Direction: Exactly and only the lines from the one with "Output the text content of this document." through the end of the listing are to be transcribed, both ends included.

The input:
● ● ● ●
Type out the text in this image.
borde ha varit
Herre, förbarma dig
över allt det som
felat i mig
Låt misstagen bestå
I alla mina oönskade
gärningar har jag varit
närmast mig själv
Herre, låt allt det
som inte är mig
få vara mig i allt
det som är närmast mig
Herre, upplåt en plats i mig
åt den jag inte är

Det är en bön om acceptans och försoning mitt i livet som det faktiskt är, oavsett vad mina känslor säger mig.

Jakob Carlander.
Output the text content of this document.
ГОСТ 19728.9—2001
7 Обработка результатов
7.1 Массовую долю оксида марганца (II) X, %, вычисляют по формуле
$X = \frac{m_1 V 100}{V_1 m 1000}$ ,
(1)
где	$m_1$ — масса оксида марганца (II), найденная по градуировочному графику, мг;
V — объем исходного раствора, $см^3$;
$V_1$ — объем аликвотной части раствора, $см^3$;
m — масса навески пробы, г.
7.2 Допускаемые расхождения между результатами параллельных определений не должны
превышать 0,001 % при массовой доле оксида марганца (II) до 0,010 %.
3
● ● ● ●
Reply to the task:
Output the text content of this document.
ГОСТ 19728.9—2001
7 Обработка результатов
7.1 Массовую долю оксида марганца (II) X, %, вычисляют по формуле
$X = \frac{m_1 V 100}{V_1 m 1000}$ ,
(1)
где	$m_1$ — масса оксида марганца (II), найденная по градуировочному графику, мг;
V — объем исходного раствора, $см^3$;
$V_1$ — объем аликвотной части раствора, $см^3$;
m — масса навески пробы, г.
7.2 Допускаемые расхождения между результатами параллельных определений не должны
превышать 0,001 % при массовой доле оксида марганца (II) до 0,010 %.
3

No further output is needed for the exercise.